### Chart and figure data
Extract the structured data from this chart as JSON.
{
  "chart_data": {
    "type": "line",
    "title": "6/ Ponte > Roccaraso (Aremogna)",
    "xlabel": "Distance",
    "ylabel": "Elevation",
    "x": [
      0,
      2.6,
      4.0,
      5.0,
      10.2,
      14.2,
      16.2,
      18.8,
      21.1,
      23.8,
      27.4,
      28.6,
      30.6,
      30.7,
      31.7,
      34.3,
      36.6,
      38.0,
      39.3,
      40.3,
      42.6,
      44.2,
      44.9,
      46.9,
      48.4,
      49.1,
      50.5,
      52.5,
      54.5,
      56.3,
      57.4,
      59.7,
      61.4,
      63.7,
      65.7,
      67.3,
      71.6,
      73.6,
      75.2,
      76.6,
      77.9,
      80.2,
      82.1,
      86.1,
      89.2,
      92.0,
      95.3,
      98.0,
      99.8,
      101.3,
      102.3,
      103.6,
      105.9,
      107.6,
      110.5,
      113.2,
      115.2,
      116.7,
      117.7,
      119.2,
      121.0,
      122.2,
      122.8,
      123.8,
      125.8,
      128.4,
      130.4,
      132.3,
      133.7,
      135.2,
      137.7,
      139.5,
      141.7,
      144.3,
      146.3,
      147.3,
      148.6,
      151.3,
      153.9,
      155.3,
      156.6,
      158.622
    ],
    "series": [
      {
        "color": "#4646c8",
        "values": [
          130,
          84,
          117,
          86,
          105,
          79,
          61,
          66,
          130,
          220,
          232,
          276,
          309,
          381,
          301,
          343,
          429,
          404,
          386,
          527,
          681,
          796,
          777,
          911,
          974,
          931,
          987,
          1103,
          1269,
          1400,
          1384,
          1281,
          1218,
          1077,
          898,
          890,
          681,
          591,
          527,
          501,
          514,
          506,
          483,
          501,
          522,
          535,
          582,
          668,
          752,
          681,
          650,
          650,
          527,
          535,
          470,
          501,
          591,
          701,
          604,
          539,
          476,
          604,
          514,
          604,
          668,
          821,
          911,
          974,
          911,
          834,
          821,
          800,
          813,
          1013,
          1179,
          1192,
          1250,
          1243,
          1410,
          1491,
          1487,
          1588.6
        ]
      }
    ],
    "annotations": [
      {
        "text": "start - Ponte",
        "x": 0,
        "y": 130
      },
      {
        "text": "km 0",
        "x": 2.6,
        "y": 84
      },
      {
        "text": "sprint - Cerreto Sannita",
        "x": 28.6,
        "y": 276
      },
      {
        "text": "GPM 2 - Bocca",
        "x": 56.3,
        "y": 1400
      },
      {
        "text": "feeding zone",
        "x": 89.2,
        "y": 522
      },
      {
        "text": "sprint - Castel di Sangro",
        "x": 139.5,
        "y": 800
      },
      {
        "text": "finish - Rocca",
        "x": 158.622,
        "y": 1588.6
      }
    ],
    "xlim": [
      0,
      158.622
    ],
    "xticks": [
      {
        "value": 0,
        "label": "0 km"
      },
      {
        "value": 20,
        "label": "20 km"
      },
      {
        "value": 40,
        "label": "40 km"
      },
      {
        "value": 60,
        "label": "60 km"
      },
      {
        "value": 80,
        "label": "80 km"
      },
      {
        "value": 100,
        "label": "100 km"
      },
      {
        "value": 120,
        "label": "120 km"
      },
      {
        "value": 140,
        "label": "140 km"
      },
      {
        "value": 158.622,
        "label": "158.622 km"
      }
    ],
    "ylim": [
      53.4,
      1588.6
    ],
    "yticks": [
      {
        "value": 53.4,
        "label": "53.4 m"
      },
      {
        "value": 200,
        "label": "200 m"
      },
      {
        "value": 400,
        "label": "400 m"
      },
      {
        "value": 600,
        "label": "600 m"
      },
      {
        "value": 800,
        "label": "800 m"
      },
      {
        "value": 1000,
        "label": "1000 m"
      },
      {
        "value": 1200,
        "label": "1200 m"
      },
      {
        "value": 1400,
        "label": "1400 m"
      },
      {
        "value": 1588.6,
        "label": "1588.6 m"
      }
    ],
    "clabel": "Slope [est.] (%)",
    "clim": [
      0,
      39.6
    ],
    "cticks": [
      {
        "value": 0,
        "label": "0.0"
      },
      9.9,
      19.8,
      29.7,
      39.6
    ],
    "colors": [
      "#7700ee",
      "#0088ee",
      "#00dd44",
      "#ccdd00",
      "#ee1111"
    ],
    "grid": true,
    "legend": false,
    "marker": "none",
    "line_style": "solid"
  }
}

### Request
Look through the entries and find each line that has the string "text". Copy those lines.

### Result
        "text": "start - Ponte",
        "text": "km 0",
        "text": "sprint - Cerreto Sannita",
        "text": "GPM 2 - Bocca",
        "text": "feeding zone",
        "text": "sprint - Castel di Sangro",
        "text": "finish - Rocca",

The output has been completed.